(Stored data entries)
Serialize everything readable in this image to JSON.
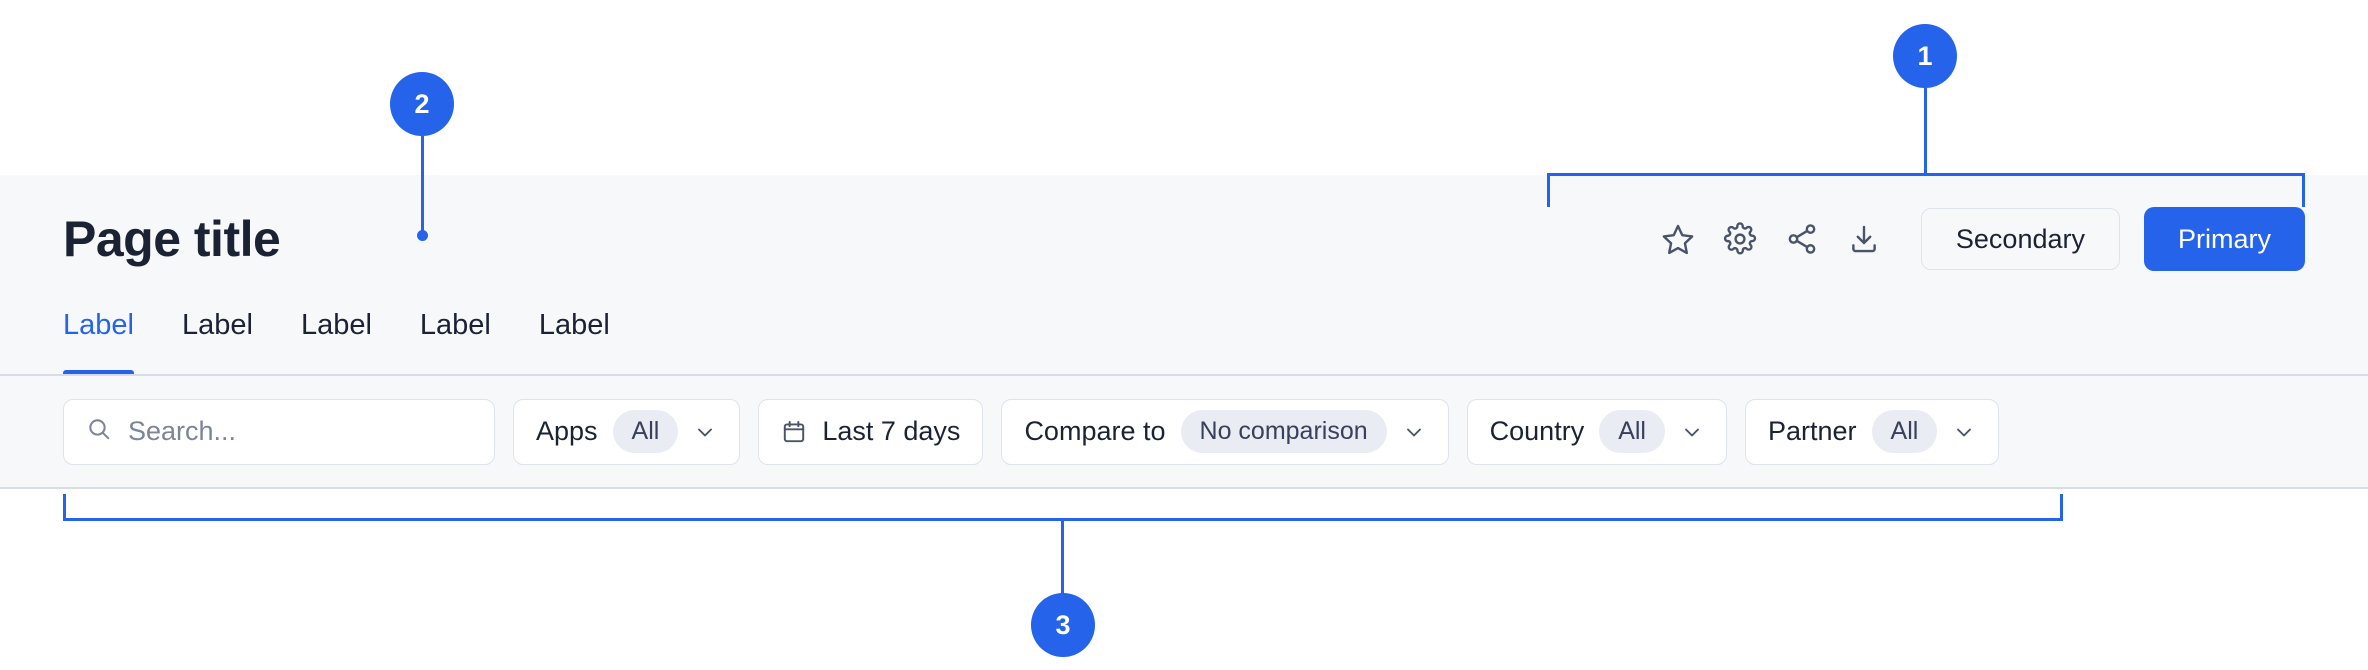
{
  "header": {
    "title": "Page title",
    "actions": {
      "icons": [
        {
          "name": "star-icon",
          "label": "Favorite"
        },
        {
          "name": "gear-icon",
          "label": "Settings"
        },
        {
          "name": "share-icon",
          "label": "Share"
        },
        {
          "name": "download-icon",
          "label": "Download"
        }
      ],
      "secondary_label": "Secondary",
      "primary_label": "Primary"
    }
  },
  "tabs": [
    {
      "label": "Label",
      "active": true
    },
    {
      "label": "Label",
      "active": false
    },
    {
      "label": "Label",
      "active": false
    },
    {
      "label": "Label",
      "active": false
    },
    {
      "label": "Label",
      "active": false
    }
  ],
  "filters": {
    "search": {
      "placeholder": "Search...",
      "value": ""
    },
    "apps": {
      "label": "Apps",
      "value": "All"
    },
    "date": {
      "label": "Last 7 days"
    },
    "compare": {
      "label": "Compare to",
      "value": "No comparison"
    },
    "country": {
      "label": "Country",
      "value": "All"
    },
    "partner": {
      "label": "Partner",
      "value": "All"
    }
  },
  "annotations": [
    {
      "number": "1",
      "target": "header-actions"
    },
    {
      "number": "2",
      "target": "page-title"
    },
    {
      "number": "3",
      "target": "filter-bar"
    }
  ],
  "colors": {
    "accent": "#2563EB",
    "band_bg": "#F7F8FA",
    "page_bg": "#FFFFFF",
    "divider": "#D8DCE8",
    "text": "#1A2233",
    "muted_text": "#7B8499",
    "chip_value_bg": "#E9ECF3",
    "border": "#DFE3EC"
  }
}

- Instructions for the task -
Locate the word "name" in the entries, and copy every line where it is found.

- Answer to the task -
          "name": "star-icon",
          "name": "gear-icon",
          "name": "share-icon",
          "name": "download-icon",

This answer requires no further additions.